Text extract:
-- BEGIN --
The ranking of two political systems according to these notions will naturally refer to a comparison of `total' freedom, equality, solidarity and welfare. If constitution C provides more freedom and more equality and more solidarity and more welfare than constitution C' then C is better than C'. Comparison along these lines is unproblematic at least in the special case mentioned where all four notions are ordered in the same way. In mixed cases, like that of increase of welfare together with a decrease of freedom, no way is known of how to combine the different criteria in order to obtain a definite result.
Note that the condition of `more freedom' is directly linked to the presence or absence of power relations. An increase of freedom by the above definition implies that less exertions of power are made: `more freedom implies less exertion of pow er'. On the other hand, equality may vary without any change in the numbers of exertions of power, for instance, by mere `redistribution' of such exertions in the population. `More welfare' in first approximation may be expressed in terms of the individuals' endowments: `more welfare' means `greater mean endowment'.
Note further, that the four different dimensions of freedom, equality, welfare and solidarity are largely independent of each other. This can be shown by logical comparison, and by showing that under fixed, hypothetical conditions, a variation in one dimension is compatible with no variation in the other dimensions. For instance, if freedom increases the other three `variables': the degree of equality, of welfare and of solidarity, may remain unchanged. In particular this shows that freedom and equality - even if both are defined in terms of power-yield different criteria for the ranking of political systems. The fact that we can define both these notions in terms of power does not imply that the comparison of political systems in these two dimensions can be `reduced' to one, more basic criterion formulated in terms of exertions of power.
When confronting the two approaches to the ranking of political systems with each other the following features seem to be salient.
First, Aristotle's approach is empiral in spirit. In order to determine a constitution one has to look at the virtues or the wealth of those who hold the supreme power. Though virtues are of dispositional nature, the approach is in principle operational, for these dispositions show up in concrete actions. In order to determine a constitution one has to look at the actions and the wealth of the powerful. The institutional approach also refers to actions (through performance and power relations), but in addition is based on `internalistic' notions like belief and intention. It has to be stressed that we are not concerned with people actually choosing one preferred constitution (say, by voting for it) but rather with a scientific determination according to Aristotle's scheme. Whereas in an actual vote for a political system propaganda and misperception may play a decisive role, this should not be the case in a scientific ranking.
-- END --
Actions to take:
**a)** In the passage on ranking political systems, what does "more welfare" mean in first approximation?
**b)** Transcribe the stretch of the passage on ranking political systems from "The ranking of two" through "a definite result.".

Stored data:
-- BEGIN --
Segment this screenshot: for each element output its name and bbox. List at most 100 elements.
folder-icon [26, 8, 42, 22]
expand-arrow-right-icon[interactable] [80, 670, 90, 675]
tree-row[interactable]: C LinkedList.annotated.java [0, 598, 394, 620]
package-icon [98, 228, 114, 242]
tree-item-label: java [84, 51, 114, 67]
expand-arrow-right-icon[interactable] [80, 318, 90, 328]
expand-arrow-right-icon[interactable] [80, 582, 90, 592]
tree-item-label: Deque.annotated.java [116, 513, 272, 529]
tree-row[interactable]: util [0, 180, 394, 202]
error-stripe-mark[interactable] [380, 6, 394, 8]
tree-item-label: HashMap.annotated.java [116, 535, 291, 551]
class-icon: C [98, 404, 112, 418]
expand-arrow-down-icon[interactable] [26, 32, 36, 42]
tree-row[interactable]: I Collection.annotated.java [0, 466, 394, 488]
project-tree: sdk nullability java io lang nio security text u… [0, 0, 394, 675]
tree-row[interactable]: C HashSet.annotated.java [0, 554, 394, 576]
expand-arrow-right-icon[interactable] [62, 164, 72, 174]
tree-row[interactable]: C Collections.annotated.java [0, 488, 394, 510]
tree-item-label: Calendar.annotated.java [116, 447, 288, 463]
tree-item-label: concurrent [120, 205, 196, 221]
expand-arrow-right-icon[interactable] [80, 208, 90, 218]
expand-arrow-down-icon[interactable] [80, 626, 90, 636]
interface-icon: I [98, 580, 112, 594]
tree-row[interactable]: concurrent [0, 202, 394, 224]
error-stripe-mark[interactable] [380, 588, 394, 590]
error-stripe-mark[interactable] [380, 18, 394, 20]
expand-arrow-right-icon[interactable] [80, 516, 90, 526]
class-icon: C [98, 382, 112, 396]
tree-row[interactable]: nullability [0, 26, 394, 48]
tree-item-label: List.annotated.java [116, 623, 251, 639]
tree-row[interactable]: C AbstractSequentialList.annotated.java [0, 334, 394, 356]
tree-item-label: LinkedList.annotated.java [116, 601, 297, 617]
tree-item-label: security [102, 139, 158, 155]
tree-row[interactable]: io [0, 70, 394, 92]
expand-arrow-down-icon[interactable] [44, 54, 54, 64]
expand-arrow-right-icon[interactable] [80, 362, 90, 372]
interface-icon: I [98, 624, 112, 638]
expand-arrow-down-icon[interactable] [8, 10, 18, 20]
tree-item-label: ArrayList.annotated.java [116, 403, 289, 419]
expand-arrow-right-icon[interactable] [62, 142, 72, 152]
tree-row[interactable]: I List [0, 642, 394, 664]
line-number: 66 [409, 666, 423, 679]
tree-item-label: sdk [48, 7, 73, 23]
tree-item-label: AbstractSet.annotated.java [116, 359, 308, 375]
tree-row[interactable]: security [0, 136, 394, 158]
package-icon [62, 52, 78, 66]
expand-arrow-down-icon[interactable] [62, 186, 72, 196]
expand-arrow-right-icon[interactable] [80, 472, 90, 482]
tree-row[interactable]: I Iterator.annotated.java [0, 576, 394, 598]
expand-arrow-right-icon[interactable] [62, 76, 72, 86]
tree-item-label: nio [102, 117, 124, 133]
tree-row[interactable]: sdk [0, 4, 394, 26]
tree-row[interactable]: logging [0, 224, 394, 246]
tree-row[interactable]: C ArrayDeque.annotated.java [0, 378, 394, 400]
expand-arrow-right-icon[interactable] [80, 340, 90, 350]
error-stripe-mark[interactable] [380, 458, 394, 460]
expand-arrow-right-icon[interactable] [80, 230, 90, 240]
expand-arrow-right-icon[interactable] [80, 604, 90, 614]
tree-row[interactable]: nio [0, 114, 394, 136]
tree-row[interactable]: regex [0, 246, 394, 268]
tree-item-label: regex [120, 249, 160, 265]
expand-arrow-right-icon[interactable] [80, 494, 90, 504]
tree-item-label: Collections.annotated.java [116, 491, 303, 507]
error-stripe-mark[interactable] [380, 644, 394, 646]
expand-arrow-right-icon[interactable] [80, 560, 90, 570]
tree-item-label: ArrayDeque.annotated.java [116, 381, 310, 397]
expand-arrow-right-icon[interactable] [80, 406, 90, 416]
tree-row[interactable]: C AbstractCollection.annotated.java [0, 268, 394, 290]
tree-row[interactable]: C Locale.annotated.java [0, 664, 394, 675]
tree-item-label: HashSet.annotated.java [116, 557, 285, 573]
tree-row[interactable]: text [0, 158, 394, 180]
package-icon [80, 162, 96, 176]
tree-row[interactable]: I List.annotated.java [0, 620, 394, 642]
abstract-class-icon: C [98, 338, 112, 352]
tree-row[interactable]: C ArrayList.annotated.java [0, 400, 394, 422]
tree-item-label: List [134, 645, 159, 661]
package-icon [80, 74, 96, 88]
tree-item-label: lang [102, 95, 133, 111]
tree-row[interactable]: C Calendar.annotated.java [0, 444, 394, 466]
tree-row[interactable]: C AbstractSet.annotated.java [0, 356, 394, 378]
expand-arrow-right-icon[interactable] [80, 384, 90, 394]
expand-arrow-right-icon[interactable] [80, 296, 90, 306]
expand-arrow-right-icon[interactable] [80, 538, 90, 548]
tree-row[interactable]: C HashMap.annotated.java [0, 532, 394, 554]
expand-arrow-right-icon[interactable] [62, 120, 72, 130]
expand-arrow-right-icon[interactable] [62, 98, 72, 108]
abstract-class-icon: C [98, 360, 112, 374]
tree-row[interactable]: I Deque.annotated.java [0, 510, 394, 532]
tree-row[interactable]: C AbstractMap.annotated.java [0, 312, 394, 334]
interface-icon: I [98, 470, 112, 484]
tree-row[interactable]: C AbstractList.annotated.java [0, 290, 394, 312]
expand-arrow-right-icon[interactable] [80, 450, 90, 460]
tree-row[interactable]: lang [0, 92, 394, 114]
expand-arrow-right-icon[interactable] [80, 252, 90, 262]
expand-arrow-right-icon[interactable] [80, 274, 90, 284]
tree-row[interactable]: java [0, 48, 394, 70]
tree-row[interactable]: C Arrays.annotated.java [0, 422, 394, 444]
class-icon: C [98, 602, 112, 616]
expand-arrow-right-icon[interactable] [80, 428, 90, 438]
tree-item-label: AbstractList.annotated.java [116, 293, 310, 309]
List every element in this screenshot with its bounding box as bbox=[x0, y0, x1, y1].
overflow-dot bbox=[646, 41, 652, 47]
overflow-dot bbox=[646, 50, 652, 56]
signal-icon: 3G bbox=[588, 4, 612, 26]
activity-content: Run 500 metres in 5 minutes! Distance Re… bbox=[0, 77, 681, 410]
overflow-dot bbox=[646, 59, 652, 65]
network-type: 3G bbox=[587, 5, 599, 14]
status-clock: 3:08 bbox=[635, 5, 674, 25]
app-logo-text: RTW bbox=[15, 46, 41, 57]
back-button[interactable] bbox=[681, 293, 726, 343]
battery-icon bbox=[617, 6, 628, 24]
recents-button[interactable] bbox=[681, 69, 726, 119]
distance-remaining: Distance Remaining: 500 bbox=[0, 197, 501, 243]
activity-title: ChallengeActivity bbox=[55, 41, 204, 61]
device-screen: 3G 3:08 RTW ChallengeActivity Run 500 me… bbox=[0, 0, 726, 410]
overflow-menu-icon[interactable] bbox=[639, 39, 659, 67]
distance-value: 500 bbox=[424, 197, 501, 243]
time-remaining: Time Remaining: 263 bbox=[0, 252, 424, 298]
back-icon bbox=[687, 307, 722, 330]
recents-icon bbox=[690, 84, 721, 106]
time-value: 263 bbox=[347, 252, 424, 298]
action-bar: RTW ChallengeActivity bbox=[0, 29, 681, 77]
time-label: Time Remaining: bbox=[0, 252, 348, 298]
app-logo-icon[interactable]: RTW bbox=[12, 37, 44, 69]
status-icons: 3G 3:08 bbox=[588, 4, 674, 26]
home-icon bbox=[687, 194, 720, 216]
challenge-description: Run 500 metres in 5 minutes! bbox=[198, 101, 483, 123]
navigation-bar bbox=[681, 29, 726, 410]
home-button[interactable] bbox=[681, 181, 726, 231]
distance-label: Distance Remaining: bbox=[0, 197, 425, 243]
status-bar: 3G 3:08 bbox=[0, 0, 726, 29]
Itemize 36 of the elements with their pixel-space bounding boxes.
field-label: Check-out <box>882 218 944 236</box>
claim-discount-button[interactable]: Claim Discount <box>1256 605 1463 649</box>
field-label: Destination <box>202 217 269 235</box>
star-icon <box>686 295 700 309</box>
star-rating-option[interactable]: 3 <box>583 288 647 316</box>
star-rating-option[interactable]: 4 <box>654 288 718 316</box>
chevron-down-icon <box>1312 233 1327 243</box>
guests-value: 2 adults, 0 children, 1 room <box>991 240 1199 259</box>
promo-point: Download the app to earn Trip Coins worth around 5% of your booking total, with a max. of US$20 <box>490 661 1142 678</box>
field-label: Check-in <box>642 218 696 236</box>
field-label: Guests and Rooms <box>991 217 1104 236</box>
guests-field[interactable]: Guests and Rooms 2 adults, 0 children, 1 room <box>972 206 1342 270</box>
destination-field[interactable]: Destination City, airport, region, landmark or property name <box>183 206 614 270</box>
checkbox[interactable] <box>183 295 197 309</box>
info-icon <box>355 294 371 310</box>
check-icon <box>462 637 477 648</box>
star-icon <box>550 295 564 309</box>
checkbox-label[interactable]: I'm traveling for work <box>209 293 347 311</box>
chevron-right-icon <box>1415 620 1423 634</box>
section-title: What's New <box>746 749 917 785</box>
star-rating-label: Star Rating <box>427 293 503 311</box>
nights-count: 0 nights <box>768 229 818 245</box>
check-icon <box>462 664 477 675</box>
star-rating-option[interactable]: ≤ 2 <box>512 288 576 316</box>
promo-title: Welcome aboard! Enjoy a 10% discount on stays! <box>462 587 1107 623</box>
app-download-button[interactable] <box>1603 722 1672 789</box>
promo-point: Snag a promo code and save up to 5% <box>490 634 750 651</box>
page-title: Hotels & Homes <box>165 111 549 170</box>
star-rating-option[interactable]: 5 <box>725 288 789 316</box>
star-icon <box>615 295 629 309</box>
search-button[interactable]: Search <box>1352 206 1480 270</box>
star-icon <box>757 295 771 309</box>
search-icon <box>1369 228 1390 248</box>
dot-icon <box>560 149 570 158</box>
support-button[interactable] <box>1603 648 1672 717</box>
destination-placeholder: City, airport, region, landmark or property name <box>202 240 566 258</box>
-- END --
Solved tasks:
**a)** Greater mean endowment.

**b)**
The ranking of two political systems according to these notions will naturally refer to a comparison of `total' freedom, equality, solidarity and welfare. If constitution C provides more freedom and more equality and more solidarity and more welfare than constitution C' then C is better than C'. Comparison along these lines is unproblematic at least in the special case mentioned where all four notions are ordered in the same way. In mixed cases, like that of increase of welfare together with a decrease of freedom, no way is known of how to combine the different criteria in order to obtain a definite result.